### [Do this]
Copy every record word for word.

Data items
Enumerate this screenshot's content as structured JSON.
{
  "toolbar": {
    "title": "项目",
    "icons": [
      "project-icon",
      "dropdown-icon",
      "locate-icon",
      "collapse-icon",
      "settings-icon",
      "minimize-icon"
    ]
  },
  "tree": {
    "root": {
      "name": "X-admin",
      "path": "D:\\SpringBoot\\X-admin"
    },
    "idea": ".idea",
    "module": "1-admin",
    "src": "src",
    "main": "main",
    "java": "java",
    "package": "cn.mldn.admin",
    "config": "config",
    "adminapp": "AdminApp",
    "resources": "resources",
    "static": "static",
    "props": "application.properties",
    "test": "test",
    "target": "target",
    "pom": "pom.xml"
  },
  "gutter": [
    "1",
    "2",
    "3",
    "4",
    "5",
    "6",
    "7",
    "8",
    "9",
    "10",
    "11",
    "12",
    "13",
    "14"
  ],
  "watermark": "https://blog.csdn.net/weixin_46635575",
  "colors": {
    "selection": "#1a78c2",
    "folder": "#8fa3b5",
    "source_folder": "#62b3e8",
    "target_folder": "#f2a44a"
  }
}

### [Correct answer]
Enumerate this screenshot's content as structured JSON.
{
  "toolbar": {
    "title": "项目",
    "icons": [
      "project-icon",
      "dropdown-icon",
      "locate-icon",
      "collapse-icon",
      "settings-icon",
      "minimize-icon"
    ]
  },
  "tree": {
    "root": {
      "name": "X-admin",
      "path": "D:\\SpringBoot\\X-admin"
    },
    "idea": ".idea",
    "module": "1-admin",
    "src": "src",
    "main": "main",
    "java": "java",
    "package": "cn.mldn.admin",
    "config": "config",
    "adminapp": "AdminApp",
    "resources": "resources",
    "static": "static",
    "props": "application.properties",
    "test": "test",
    "target": "target",
    "pom": "pom.xml"
  },
  "gutter": [
    "1",
    "2",
    "3",
    "4",
    "5",
    "6",
    "7",
    "8",
    "9",
    "10",
    "11",
    "12",
    "13",
    "14"
  ],
  "watermark": "https://blog.csdn.net/weixin_46635575",
  "colors": {
    "selection": "#1a78c2",
    "folder": "#8fa3b5",
    "source_folder": "#62b3e8",
    "target_folder": "#f2a44a"
  }
}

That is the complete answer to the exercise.